- Written exercise
The listing below should be written out exactly; please include all of it.

- Entries provided
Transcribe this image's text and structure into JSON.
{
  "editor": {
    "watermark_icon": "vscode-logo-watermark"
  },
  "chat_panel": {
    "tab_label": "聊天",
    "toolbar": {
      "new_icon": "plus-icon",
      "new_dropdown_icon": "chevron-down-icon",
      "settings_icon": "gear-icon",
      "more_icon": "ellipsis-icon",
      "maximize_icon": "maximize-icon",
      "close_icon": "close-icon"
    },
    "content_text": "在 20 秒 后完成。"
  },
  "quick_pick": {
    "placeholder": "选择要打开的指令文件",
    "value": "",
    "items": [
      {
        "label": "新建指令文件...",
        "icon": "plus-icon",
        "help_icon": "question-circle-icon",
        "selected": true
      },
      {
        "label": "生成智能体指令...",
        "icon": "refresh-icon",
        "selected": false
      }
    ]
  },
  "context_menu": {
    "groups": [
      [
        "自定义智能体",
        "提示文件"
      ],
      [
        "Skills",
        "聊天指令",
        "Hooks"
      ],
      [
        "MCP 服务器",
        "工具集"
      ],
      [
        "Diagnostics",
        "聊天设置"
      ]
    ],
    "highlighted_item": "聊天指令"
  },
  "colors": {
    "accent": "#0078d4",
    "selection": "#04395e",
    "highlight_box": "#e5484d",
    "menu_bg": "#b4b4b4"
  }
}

- Exercise answer
Transcribe this image's text and structure into JSON.
{
  "editor": {
    "watermark_icon": "vscode-logo-watermark"
  },
  "chat_panel": {
    "tab_label": "聊天",
    "toolbar": {
      "new_icon": "plus-icon",
      "new_dropdown_icon": "chevron-down-icon",
      "settings_icon": "gear-icon",
      "more_icon": "ellipsis-icon",
      "maximize_icon": "maximize-icon",
      "close_icon": "close-icon"
    },
    "content_text": "在 20 秒 后完成。"
  },
  "quick_pick": {
    "placeholder": "选择要打开的指令文件",
    "value": "",
    "items": [
      {
        "label": "新建指令文件...",
        "icon": "plus-icon",
        "help_icon": "question-circle-icon",
        "selected": true
      },
      {
        "label": "生成智能体指令...",
        "icon": "refresh-icon",
        "selected": false
      }
    ]
  },
  "context_menu": {
    "groups": [
      [
        "自定义智能体",
        "提示文件"
      ],
      [
        "Skills",
        "聊天指令",
        "Hooks"
      ],
      [
        "MCP 服务器",
        "工具集"
      ],
      [
        "Diagnostics",
        "聊天设置"
      ]
    ],
    "highlighted_item": "聊天指令"
  },
  "colors": {
    "accent": "#0078d4",
    "selection": "#04395e",
    "highlight_box": "#e5484d",
    "menu_bg": "#b4b4b4"
  }
}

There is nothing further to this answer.